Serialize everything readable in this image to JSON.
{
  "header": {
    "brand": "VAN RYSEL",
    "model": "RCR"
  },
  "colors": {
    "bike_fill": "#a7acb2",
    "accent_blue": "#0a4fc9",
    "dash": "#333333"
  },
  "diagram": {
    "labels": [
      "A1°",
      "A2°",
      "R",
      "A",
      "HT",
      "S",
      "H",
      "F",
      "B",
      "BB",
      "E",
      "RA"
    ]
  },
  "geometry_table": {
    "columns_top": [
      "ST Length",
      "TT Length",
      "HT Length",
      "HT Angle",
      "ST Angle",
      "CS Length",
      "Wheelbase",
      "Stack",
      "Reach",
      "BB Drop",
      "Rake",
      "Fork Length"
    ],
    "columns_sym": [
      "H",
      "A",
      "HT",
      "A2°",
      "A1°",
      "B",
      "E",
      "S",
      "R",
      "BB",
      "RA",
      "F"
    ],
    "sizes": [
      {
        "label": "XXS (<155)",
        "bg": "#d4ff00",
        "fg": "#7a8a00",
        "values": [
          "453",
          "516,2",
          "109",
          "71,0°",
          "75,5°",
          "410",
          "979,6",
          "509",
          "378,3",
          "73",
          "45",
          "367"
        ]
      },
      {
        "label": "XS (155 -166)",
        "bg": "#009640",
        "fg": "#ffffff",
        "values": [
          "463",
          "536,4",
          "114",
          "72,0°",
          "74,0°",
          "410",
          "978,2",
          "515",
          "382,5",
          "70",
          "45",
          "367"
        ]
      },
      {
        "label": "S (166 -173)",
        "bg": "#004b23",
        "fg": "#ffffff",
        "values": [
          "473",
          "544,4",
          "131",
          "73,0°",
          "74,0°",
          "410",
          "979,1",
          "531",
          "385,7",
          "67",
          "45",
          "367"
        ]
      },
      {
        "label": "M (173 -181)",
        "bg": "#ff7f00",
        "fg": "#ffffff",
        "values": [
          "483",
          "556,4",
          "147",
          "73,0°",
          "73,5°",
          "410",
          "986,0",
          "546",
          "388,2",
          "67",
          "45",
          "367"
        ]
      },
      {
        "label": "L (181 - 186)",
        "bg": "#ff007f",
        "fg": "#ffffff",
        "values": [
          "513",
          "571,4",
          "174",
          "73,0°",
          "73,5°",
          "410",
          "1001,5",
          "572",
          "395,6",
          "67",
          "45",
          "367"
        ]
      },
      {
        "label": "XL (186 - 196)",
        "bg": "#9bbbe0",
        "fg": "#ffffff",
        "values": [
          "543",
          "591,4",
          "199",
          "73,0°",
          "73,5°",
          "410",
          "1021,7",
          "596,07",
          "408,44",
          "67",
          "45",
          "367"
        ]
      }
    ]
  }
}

| What this task involves |
From the listing above, pick out each line where the word "Length" appears.

| Task result |
      "ST Length",
      "TT Length",
      "HT Length",
      "CS Length",
      "Fork Length"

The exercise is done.